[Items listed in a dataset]

** Start **

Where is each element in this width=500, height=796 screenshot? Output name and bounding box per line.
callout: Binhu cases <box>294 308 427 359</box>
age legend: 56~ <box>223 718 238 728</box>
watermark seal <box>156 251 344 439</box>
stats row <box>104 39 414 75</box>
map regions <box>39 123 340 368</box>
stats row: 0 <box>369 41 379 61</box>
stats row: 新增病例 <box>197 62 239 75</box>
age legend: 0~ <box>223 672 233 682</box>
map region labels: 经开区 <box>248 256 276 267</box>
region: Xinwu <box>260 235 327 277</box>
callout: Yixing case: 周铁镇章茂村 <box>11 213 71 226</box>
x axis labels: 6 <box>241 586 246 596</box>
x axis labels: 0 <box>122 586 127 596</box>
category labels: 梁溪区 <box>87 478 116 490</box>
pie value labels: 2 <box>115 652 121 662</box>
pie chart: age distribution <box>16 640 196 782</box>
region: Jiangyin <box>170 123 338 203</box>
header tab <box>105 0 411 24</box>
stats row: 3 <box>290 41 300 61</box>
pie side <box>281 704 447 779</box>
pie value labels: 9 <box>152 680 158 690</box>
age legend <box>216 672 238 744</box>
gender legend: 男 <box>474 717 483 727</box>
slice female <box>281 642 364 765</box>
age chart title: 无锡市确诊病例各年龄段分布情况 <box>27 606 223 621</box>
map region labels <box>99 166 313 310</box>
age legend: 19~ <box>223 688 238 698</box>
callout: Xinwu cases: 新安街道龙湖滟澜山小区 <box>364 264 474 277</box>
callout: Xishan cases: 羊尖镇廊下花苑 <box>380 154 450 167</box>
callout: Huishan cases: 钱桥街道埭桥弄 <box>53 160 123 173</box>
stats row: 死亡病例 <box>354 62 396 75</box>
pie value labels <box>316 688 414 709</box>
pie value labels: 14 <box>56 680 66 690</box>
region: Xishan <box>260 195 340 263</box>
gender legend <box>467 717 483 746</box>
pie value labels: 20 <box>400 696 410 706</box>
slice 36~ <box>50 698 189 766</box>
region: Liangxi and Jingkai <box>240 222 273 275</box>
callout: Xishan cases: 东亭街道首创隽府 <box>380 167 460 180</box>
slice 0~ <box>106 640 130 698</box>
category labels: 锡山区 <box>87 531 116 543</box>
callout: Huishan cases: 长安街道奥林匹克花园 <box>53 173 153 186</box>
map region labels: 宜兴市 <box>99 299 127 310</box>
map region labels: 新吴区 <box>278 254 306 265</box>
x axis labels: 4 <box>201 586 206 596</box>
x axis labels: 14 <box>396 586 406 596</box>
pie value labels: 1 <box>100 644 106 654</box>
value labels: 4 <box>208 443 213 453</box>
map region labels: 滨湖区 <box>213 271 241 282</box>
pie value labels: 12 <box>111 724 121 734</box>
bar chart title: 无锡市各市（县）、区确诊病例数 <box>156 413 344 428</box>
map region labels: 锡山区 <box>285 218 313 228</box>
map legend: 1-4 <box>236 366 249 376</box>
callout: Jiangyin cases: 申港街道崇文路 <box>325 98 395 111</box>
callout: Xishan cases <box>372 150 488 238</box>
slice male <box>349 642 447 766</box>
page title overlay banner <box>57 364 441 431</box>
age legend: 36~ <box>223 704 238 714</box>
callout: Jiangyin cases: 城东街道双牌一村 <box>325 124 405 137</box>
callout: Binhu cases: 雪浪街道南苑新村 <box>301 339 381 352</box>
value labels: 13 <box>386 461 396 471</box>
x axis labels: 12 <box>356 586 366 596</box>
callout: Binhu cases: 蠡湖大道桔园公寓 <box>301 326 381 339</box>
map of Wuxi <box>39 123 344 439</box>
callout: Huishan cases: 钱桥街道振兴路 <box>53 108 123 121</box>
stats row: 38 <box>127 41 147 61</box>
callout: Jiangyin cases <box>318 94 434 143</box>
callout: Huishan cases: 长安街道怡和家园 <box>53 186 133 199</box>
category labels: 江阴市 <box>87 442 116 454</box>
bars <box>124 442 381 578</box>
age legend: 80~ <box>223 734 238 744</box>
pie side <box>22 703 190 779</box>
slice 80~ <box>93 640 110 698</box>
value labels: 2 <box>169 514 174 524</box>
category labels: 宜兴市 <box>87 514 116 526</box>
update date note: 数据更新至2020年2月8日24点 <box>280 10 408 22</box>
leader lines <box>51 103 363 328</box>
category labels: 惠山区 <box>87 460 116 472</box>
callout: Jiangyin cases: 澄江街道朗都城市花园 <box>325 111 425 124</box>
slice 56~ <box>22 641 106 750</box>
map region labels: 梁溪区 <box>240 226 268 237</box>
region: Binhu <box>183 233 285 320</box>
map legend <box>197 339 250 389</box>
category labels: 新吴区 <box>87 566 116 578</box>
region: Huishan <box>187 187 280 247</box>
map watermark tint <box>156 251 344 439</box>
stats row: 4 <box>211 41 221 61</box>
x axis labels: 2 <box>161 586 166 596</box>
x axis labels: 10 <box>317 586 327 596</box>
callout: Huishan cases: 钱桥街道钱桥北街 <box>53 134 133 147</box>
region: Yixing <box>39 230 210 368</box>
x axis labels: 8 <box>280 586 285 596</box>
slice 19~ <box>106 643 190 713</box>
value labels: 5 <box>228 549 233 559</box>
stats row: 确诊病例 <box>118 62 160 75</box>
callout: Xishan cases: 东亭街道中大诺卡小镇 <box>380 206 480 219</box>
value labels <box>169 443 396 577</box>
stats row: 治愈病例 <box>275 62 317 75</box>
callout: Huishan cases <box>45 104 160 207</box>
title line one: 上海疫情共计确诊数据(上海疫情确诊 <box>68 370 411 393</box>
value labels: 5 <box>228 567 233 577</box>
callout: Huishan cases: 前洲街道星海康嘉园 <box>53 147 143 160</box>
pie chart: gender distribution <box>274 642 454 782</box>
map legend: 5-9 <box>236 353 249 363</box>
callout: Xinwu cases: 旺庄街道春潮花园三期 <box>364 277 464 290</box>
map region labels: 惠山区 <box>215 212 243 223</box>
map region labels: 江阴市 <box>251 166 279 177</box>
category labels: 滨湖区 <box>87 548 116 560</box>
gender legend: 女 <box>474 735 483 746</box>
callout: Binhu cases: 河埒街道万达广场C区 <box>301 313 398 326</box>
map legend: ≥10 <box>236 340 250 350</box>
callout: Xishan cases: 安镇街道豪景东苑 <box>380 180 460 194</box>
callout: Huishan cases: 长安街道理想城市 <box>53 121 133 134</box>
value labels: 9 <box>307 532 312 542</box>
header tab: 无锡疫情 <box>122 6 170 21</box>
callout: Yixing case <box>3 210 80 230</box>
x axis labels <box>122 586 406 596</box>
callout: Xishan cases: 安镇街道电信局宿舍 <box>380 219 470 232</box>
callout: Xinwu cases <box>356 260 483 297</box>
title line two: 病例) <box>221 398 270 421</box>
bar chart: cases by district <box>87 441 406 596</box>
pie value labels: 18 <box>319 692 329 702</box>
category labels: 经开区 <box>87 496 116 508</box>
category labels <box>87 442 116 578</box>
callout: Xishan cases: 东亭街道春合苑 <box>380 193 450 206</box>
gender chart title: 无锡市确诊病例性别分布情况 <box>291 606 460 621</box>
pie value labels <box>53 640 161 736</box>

** End **

The request - Starting with the first line of the records above and going on through the line containing "header tab <box>105 0 411 24</box>", write those lines out again, substituting "summary row" for "stats row" and keeping everything else the same.

Finished task -
Where is each element in this width=500, height=796 screenshot? Output name and bounding box per line.
callout: Binhu cases <box>294 308 427 359</box>
age legend: 56~ <box>223 718 238 728</box>
watermark seal <box>156 251 344 439</box>
summary row <box>104 39 414 75</box>
map regions <box>39 123 340 368</box>
summary row: 0 <box>369 41 379 61</box>
summary row: 新增病例 <box>197 62 239 75</box>
age legend: 0~ <box>223 672 233 682</box>
map region labels: 经开区 <box>248 256 276 267</box>
region: Xinwu <box>260 235 327 277</box>
callout: Yixing case: 周铁镇章茂村 <box>11 213 71 226</box>
x axis labels: 6 <box>241 586 246 596</box>
x axis labels: 0 <box>122 586 127 596</box>
category labels: 梁溪区 <box>87 478 116 490</box>
pie value labels: 2 <box>115 652 121 662</box>
pie chart: age distribution <box>16 640 196 782</box>
region: Jiangyin <box>170 123 338 203</box>
header tab <box>105 0 411 24</box>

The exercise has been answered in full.